* _The request_
Tally the lines of the data that include the word "anomaly" and state the total, nothing else.

***

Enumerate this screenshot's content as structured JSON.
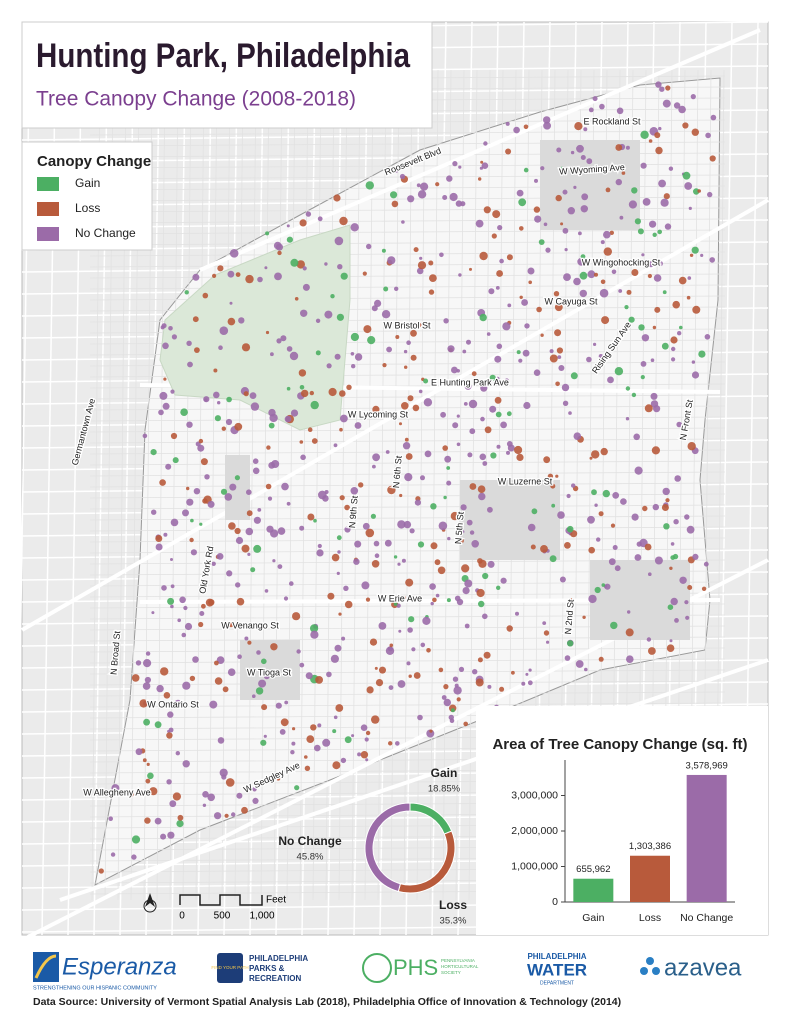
{
  "header": {
    "title": "Hunting Park, Philadelphia",
    "subtitle": "Tree Canopy Change (2008-2018)"
  },
  "legend": {
    "title": "Canopy Change",
    "items": [
      {
        "label": "Gain",
        "color": "#4caf63"
      },
      {
        "label": "Loss",
        "color": "#b85a3b"
      },
      {
        "label": "No Change",
        "color": "#9b6ba8"
      }
    ]
  },
  "streets": [
    "E Rockland St",
    "W Wyoming Ave",
    "Roosevelt Blvd",
    "W Wingohocking St",
    "W Cayuga St",
    "W Bristol St",
    "Rising Sun Ave",
    "E Hunting Park Ave",
    "W Lycoming St",
    "N Front St",
    "W Luzerne St",
    "N 9th St",
    "N 6th St",
    "N 5th St",
    "Germantown Ave",
    "Old York Rd",
    "W Erie Ave",
    "N 2nd St",
    "N Broad St",
    "W Venango St",
    "W Tioga St",
    "W Ontario St",
    "W Sedgley Ave",
    "W Allegheny Ave"
  ],
  "scale_bar": {
    "unit": "Feet",
    "labels": [
      "0",
      "500",
      "1,000"
    ]
  },
  "chart_data": [
    {
      "type": "donut",
      "categories": [
        "Gain",
        "Loss",
        "No Change"
      ],
      "values": [
        18.85,
        35.3,
        45.8
      ],
      "value_labels": [
        "18.85%",
        "35.3%",
        "45.8%"
      ],
      "colors": [
        "#4caf63",
        "#b85a3b",
        "#9b6ba8"
      ]
    },
    {
      "type": "bar",
      "title": "Area of Tree Canopy Change (sq. ft)",
      "categories": [
        "Gain",
        "Loss",
        "No Change"
      ],
      "values": [
        655962,
        1303386,
        3578969
      ],
      "value_labels": [
        "655,962",
        "1,303,386",
        "3,578,969"
      ],
      "colors": [
        "#4caf63",
        "#b85a3b",
        "#9b6ba8"
      ],
      "ylim": [
        0,
        4000000
      ],
      "yticks": [
        0,
        {
          "value": 1000000,
          "label": "1,000,000"
        },
        {
          "value": 2000000,
          "label": "2,000,000"
        },
        {
          "value": 3000000,
          "label": "3,000,000"
        }
      ]
    }
  ],
  "logos": {
    "esperanza": {
      "name": "Esperanza",
      "tagline": "STRENGTHENING OUR HISPANIC COMMUNITY"
    },
    "parks": {
      "badge": "FIND YOUR PATH",
      "lines": [
        "PHILADELPHIA",
        "PARKS &",
        "RECREATION"
      ]
    },
    "phs": {
      "name": "PHS",
      "lines": [
        "PENNSYLVANIA",
        "HORTICULTURAL",
        "SOCIETY"
      ]
    },
    "water": {
      "lines": [
        "PHILADELPHIA",
        "WATER",
        "DEPARTMENT"
      ]
    },
    "azavea": {
      "name": "azavea"
    }
  },
  "source": "Data Source: University of Vermont Spatial Analysis Lab (2018), Philadelphia Office of Innovation & Technology (2014)"
}
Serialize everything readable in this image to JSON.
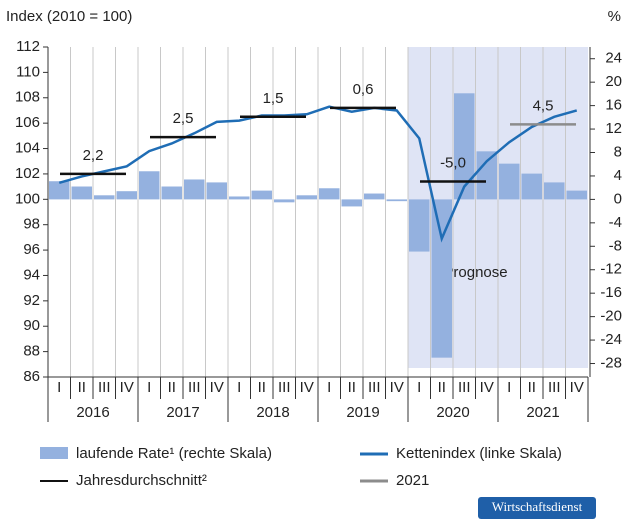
{
  "chart_data": {
    "type": "bar-line",
    "title": "Index (2010 = 100)",
    "y2_title": "%",
    "categories": [
      "I",
      "II",
      "III",
      "IV",
      "I",
      "II",
      "III",
      "IV",
      "I",
      "II",
      "III",
      "IV",
      "I",
      "II",
      "III",
      "IV",
      "I",
      "II",
      "III",
      "IV",
      "I",
      "II",
      "III",
      "IV"
    ],
    "years": [
      "2016",
      "2017",
      "2018",
      "2019",
      "2020",
      "2021"
    ],
    "ylim": [
      86,
      112
    ],
    "yticks": [
      86,
      88,
      90,
      92,
      94,
      96,
      98,
      100,
      102,
      104,
      106,
      108,
      110,
      112
    ],
    "y2lim": [
      -30.3,
      26
    ],
    "y2ticks": [
      -28,
      -24,
      -20,
      -16,
      -12,
      -8,
      -4,
      0,
      4,
      8,
      12,
      16,
      20,
      24
    ],
    "series": [
      {
        "name": "laufende Rate¹ (rechte Skala)",
        "type": "bar",
        "axis": "y2",
        "color": "#94b1df",
        "values": [
          3.1,
          2.2,
          0.7,
          1.4,
          4.8,
          2.2,
          3.4,
          2.9,
          0.5,
          1.5,
          -0.5,
          0.7,
          1.9,
          -1.2,
          1.0,
          -0.3,
          -8.9,
          -27,
          18.1,
          8.2,
          6.1,
          4.4,
          2.9,
          1.5
        ]
      },
      {
        "name": "Kettenindex (linke Skala)",
        "type": "line",
        "axis": "y",
        "color": "#1f6db5",
        "values": [
          101.3,
          101.8,
          102.2,
          102.6,
          103.8,
          104.4,
          105.2,
          106.1,
          106.2,
          106.6,
          106.6,
          106.7,
          107.3,
          106.9,
          107.2,
          107.0,
          104.8,
          96.9,
          101.0,
          103.0,
          104.5,
          105.7,
          106.5,
          107.0
        ]
      }
    ],
    "annual_averages": {
      "name": "Jahresdurchschnitt²",
      "color": "#111111",
      "values": [
        102.0,
        104.9,
        106.5,
        107.2,
        101.4,
        105.9
      ],
      "growth": [
        2.2,
        2.5,
        1.5,
        0.6,
        -5.0,
        4.5
      ],
      "value_labels": [
        "2,2",
        "2,5",
        "1,5",
        "0,6",
        "-5,0",
        "4,5"
      ]
    },
    "forecast_legend": {
      "name": "2021",
      "color": "#8c8c8c"
    },
    "forecast_label": "Prognose",
    "forecast_color": "#dfe4f5",
    "source": "Wirtschaftsdienst"
  }
}
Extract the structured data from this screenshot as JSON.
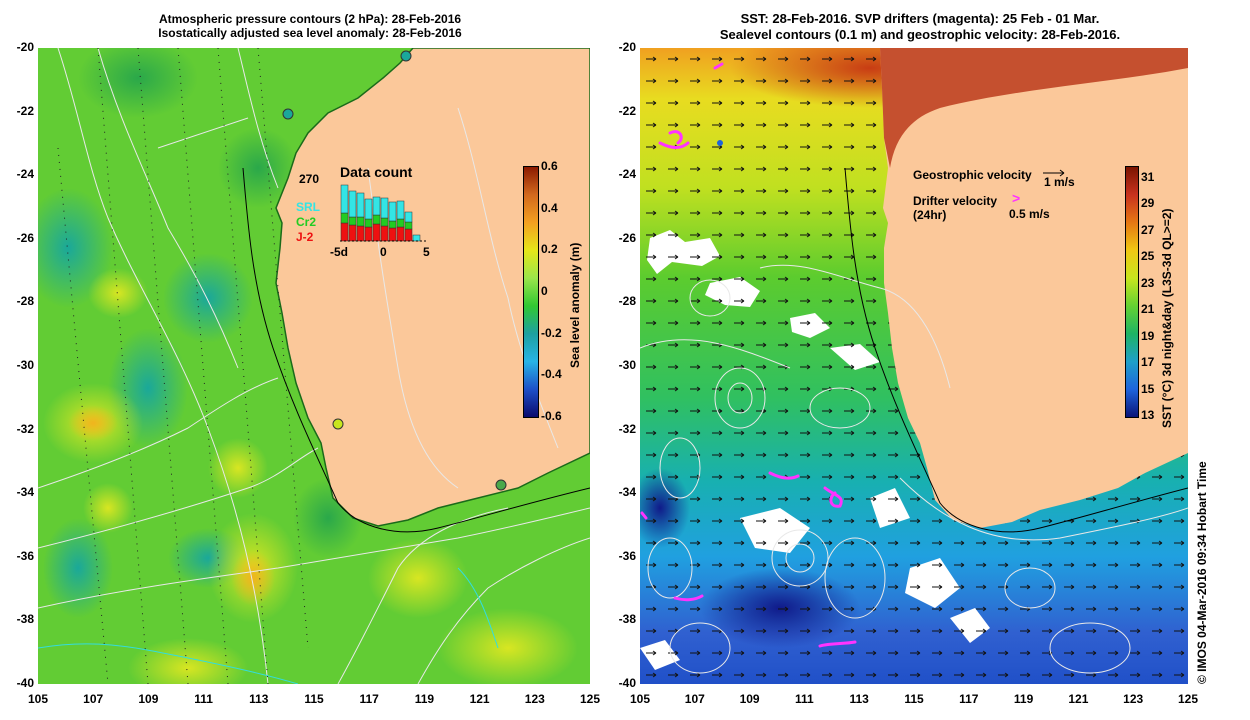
{
  "left_panel": {
    "title_line1": "Atmospheric pressure contours (2 hPa): 28-Feb-2016",
    "title_line2": "Isostatically adjusted sea level anomaly: 28-Feb-2016",
    "colorbar": {
      "title": "Sea level anomaly (m)",
      "ticks": [
        "0.6",
        "0.4",
        "0.2",
        "0",
        "-0.2",
        "-0.4",
        "-0.6"
      ],
      "colors": [
        "#8b1a00",
        "#d2691e",
        "#f4a020",
        "#e6e619",
        "#9be64b",
        "#32c832",
        "#1ea0a0",
        "#28b4e6",
        "#1e50c8",
        "#0a0a6e"
      ]
    },
    "inset": {
      "title": "Data count",
      "max_count": "270",
      "missions": [
        {
          "name": "SRL",
          "color": "#33e5e5"
        },
        {
          "name": "Cr2",
          "color": "#22cc22"
        },
        {
          "name": "J-2",
          "color": "#ee1111"
        }
      ],
      "xticks": [
        "-5d",
        "0",
        "5"
      ]
    }
  },
  "right_panel": {
    "title_line1": "SST: 28-Feb-2016. SVP drifters (magenta): 25 Feb - 01 Mar.",
    "title_line2": "Sealevel contours (0.1 m) and geostrophic velocity: 28-Feb-2016.",
    "legend": {
      "geo_label": "Geostrophic velocity",
      "geo_speed": "1 m/s",
      "drifter_label": "Drifter velocity",
      "drifter_sub": "(24hr)",
      "drifter_speed": "0.5 m/s"
    },
    "colorbar": {
      "title": "SST (°C) 3d night&day (L3S-3d QL>=2)",
      "ticks": [
        "31",
        "29",
        "27",
        "25",
        "23",
        "21",
        "19",
        "17",
        "15",
        "13"
      ],
      "colors": [
        "#7a1400",
        "#c8321e",
        "#e67814",
        "#f0c814",
        "#c8e61e",
        "#64d232",
        "#1eb464",
        "#1ea0c8",
        "#1e64dc",
        "#0a1478"
      ]
    }
  },
  "axes": {
    "y_labels": [
      "-20",
      "-22",
      "-24",
      "-26",
      "-28",
      "-30",
      "-32",
      "-34",
      "-36",
      "-38",
      "-40"
    ],
    "x_labels": [
      "105",
      "107",
      "109",
      "111",
      "113",
      "115",
      "117",
      "119",
      "121",
      "123",
      "125"
    ]
  },
  "credit": "© IMOS 04-Mar-2016 09:34 Hobart Time",
  "colors": {
    "land": "#fbc89a",
    "drifter": "#ff33ff",
    "ocean_green": "#5ccc2e"
  }
}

***

* _Written answer_
2